▸ **Aim of the task**
Go through the records line by line and work out how many lines hold the word "Microsoft". Answer with the number only.

▸ **Dataset records**
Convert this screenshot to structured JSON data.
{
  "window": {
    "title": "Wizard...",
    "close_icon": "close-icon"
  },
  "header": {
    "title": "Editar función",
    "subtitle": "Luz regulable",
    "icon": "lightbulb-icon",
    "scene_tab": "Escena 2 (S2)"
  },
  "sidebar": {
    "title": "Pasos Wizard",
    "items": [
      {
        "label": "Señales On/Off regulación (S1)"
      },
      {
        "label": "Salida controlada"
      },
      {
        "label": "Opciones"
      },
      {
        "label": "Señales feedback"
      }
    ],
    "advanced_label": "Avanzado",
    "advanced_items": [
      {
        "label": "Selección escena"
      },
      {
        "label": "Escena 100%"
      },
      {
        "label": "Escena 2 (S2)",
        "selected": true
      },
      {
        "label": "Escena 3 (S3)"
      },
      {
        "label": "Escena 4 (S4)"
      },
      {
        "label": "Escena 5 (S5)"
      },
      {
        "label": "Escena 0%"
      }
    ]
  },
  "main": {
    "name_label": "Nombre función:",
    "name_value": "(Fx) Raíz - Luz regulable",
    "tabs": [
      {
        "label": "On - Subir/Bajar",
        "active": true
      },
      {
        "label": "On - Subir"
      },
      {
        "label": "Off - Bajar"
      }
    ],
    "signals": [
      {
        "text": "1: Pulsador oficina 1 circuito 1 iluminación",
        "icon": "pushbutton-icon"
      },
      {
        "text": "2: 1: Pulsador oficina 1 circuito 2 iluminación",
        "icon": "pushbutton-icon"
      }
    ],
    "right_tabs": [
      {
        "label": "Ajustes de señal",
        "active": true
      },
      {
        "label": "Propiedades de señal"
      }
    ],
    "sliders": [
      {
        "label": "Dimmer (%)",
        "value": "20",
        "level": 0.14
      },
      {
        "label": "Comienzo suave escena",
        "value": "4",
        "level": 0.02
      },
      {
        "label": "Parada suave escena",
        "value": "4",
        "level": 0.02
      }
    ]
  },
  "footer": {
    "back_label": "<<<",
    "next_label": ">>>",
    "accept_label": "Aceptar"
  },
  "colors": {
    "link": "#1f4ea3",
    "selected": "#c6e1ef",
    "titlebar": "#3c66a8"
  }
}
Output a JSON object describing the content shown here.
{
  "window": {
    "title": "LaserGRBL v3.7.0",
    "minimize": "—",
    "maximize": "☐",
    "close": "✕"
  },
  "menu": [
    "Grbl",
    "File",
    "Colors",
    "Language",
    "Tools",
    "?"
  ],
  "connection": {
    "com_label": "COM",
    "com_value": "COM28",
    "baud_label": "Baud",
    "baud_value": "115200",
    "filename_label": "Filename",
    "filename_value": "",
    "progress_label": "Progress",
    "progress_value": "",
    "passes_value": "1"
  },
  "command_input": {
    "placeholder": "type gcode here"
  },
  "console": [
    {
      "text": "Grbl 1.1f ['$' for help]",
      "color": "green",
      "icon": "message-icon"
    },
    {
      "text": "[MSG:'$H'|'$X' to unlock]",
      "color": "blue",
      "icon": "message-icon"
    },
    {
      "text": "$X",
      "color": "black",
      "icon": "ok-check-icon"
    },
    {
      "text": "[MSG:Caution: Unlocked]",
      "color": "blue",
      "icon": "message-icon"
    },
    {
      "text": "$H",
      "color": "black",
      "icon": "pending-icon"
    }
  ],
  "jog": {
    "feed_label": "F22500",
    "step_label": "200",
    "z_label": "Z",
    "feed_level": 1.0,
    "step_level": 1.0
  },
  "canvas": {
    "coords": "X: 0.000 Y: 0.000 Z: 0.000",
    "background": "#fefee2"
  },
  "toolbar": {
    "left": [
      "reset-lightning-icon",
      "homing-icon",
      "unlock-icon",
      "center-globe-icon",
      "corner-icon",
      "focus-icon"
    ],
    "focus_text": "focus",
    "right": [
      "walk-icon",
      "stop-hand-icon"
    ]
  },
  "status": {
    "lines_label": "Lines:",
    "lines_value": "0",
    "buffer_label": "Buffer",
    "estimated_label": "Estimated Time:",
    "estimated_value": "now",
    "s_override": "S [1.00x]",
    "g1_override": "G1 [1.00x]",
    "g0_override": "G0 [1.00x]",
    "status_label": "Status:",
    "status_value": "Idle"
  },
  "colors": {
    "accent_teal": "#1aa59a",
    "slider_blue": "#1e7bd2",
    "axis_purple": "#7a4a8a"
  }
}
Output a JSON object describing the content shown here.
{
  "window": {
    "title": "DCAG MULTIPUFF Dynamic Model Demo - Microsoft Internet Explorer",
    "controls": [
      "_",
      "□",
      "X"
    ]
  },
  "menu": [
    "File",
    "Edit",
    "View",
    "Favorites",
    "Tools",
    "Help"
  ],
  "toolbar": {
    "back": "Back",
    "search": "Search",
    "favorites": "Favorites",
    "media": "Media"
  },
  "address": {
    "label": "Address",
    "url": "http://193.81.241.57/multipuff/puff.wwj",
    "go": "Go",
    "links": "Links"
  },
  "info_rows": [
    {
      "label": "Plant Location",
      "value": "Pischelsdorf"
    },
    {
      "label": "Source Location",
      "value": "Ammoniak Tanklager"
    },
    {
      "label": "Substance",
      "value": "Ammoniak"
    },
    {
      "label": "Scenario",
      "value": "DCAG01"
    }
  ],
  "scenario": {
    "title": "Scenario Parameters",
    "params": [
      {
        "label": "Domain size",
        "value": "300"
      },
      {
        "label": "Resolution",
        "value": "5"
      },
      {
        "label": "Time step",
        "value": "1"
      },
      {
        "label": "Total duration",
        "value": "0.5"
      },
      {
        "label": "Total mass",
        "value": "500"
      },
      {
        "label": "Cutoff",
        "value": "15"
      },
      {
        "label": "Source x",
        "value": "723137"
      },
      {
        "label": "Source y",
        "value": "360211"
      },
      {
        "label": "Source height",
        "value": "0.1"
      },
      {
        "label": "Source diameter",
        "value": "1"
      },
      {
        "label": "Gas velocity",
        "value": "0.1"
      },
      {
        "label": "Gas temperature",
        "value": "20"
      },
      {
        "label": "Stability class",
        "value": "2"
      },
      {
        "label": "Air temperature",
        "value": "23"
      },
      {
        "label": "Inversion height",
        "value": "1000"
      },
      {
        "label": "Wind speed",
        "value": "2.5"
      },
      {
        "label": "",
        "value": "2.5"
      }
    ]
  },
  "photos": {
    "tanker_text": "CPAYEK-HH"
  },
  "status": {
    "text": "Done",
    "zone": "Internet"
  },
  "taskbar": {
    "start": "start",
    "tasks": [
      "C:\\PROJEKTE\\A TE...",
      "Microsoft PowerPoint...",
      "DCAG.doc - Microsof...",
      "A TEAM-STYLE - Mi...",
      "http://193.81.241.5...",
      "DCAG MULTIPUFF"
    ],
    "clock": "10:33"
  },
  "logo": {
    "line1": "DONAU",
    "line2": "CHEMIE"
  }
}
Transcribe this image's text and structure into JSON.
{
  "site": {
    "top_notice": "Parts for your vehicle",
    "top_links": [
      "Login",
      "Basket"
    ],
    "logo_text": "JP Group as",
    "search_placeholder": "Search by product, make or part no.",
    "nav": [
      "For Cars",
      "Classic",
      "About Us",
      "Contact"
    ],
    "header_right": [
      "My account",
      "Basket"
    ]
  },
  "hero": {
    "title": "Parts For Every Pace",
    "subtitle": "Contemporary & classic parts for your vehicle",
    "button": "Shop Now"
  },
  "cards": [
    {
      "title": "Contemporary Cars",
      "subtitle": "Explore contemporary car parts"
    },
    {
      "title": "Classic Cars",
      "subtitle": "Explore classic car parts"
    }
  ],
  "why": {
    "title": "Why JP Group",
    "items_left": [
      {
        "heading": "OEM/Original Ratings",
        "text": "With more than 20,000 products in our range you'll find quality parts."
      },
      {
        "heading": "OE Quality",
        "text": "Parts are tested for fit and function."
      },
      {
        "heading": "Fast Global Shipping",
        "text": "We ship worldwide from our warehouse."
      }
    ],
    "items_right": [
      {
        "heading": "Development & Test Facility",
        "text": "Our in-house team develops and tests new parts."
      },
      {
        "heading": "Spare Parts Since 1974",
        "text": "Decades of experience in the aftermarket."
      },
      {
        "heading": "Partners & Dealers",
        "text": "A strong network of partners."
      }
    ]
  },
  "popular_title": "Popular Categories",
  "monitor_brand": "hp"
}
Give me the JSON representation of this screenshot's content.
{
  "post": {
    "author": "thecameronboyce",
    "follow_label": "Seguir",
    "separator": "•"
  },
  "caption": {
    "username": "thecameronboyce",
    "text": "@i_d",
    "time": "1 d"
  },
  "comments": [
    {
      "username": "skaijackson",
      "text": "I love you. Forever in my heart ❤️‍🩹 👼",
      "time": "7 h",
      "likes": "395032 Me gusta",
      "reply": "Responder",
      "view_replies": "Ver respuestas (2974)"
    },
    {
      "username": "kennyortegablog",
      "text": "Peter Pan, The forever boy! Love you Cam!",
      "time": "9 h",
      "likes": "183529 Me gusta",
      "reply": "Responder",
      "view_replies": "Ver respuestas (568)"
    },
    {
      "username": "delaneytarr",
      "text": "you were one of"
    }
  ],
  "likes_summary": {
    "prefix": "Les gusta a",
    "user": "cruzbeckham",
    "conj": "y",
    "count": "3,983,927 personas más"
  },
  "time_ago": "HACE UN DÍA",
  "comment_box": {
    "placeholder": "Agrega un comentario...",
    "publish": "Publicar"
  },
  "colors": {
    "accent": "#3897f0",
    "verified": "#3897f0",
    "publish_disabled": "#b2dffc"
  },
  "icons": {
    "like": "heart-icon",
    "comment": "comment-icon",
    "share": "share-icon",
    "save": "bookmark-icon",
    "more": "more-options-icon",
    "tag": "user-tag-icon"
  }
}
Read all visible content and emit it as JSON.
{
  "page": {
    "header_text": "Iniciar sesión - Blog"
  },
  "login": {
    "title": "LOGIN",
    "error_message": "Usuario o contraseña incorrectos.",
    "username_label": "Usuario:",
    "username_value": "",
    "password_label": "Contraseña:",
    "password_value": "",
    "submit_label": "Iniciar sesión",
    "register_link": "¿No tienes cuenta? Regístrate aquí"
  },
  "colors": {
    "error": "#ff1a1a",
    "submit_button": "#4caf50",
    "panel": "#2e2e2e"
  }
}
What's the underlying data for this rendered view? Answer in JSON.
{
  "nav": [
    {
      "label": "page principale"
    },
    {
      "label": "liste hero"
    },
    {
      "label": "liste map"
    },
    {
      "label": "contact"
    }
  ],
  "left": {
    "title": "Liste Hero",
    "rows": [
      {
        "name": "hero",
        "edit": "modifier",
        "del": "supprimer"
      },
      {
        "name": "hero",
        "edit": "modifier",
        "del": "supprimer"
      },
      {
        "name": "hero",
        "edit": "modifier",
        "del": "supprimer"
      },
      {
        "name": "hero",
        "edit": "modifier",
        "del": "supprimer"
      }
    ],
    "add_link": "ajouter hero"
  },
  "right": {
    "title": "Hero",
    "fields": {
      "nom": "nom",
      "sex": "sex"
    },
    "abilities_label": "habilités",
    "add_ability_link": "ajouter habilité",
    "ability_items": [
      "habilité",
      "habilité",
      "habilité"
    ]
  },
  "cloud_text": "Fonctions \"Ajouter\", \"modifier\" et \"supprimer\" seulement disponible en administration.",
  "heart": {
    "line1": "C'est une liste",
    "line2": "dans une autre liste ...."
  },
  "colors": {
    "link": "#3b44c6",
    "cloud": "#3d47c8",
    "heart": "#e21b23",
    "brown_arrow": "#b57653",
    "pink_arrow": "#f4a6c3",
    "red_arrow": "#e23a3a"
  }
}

▸ **Solution for this problem**
2